** start **
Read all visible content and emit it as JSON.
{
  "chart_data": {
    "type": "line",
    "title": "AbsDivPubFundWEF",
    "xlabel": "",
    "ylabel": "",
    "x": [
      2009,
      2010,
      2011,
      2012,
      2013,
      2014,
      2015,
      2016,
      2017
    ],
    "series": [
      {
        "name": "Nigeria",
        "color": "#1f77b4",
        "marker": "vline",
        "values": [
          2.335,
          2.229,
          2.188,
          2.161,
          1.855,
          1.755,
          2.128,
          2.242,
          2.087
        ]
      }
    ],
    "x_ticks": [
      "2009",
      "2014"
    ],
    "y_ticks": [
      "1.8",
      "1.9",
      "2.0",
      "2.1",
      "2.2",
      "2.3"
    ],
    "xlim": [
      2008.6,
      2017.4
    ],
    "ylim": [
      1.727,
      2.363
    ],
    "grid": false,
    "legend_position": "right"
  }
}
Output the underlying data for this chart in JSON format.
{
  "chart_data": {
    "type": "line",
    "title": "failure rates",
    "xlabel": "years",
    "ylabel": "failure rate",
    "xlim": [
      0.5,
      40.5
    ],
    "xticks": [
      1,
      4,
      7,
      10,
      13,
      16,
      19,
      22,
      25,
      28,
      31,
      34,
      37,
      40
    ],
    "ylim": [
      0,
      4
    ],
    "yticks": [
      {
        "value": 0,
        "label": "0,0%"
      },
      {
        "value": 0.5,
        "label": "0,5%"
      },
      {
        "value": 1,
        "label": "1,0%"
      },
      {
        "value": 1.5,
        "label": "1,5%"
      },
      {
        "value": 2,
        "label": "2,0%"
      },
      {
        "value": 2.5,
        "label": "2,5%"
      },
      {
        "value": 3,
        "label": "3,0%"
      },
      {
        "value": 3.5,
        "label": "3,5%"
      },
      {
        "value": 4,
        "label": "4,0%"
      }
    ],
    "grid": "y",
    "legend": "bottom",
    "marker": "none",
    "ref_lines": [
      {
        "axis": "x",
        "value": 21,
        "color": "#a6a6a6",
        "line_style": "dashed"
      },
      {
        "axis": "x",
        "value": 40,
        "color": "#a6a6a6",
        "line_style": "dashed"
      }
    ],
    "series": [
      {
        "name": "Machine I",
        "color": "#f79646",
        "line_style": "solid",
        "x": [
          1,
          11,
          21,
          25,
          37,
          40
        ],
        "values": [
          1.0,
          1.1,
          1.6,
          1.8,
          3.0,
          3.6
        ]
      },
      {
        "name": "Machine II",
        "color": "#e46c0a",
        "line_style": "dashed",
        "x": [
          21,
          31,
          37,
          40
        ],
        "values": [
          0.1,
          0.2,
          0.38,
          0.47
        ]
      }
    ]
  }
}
** end **
Repeat the material from above exactly, word for word.

Read all visible content and emit it as JSON.
{
  "chart_data": {
    "type": "line",
    "title": "AbsDivPubFundWEF",
    "xlabel": "",
    "ylabel": "",
    "x": [
      2009,
      2010,
      2011,
      2012,
      2013,
      2014,
      2015,
      2016,
      2017
    ],
    "series": [
      {
        "name": "Nigeria",
        "color": "#1f77b4",
        "marker": "vline",
        "values": [
          2.335,
          2.229,
          2.188,
          2.161,
          1.855,
          1.755,
          2.128,
          2.242,
          2.087
        ]
      }
    ],
    "x_ticks": [
      "2009",
      "2014"
    ],
    "y_ticks": [
      "1.8",
      "1.9",
      "2.0",
      "2.1",
      "2.2",
      "2.3"
    ],
    "xlim": [
      2008.6,
      2017.4
    ],
    "ylim": [
      1.727,
      2.363
    ],
    "grid": false,
    "legend_position": "right"
  }
}
Output the underlying data for this chart in JSON format.
{
  "chart_data": {
    "type": "line",
    "title": "failure rates",
    "xlabel": "years",
    "ylabel": "failure rate",
    "xlim": [
      0.5,
      40.5
    ],
    "xticks": [
      1,
      4,
      7,
      10,
      13,
      16,
      19,
      22,
      25,
      28,
      31,
      34,
      37,
      40
    ],
    "ylim": [
      0,
      4
    ],
    "yticks": [
      {
        "value": 0,
        "label": "0,0%"
      },
      {
        "value": 0.5,
        "label": "0,5%"
      },
      {
        "value": 1,
        "label": "1,0%"
      },
      {
        "value": 1.5,
        "label": "1,5%"
      },
      {
        "value": 2,
        "label": "2,0%"
      },
      {
        "value": 2.5,
        "label": "2,5%"
      },
      {
        "value": 3,
        "label": "3,0%"
      },
      {
        "value": 3.5,
        "label": "3,5%"
      },
      {
        "value": 4,
        "label": "4,0%"
      }
    ],
    "grid": "y",
    "legend": "bottom",
    "marker": "none",
    "ref_lines": [
      {
        "axis": "x",
        "value": 21,
        "color": "#a6a6a6",
        "line_style": "dashed"
      },
      {
        "axis": "x",
        "value": 40,
        "color": "#a6a6a6",
        "line_style": "dashed"
      }
    ],
    "series": [
      {
        "name": "Machine I",
        "color": "#f79646",
        "line_style": "solid",
        "x": [
          1,
          11,
          21,
          25,
          37,
          40
        ],
        "values": [
          1.0,
          1.1,
          1.6,
          1.8,
          3.0,
          3.6
        ]
      },
      {
        "name": "Machine II",
        "color": "#e46c0a",
        "line_style": "dashed",
        "x": [
          21,
          31,
          37,
          40
        ],
        "values": [
          0.1,
          0.2,
          0.38,
          0.47
        ]
      }
    ]
  }
}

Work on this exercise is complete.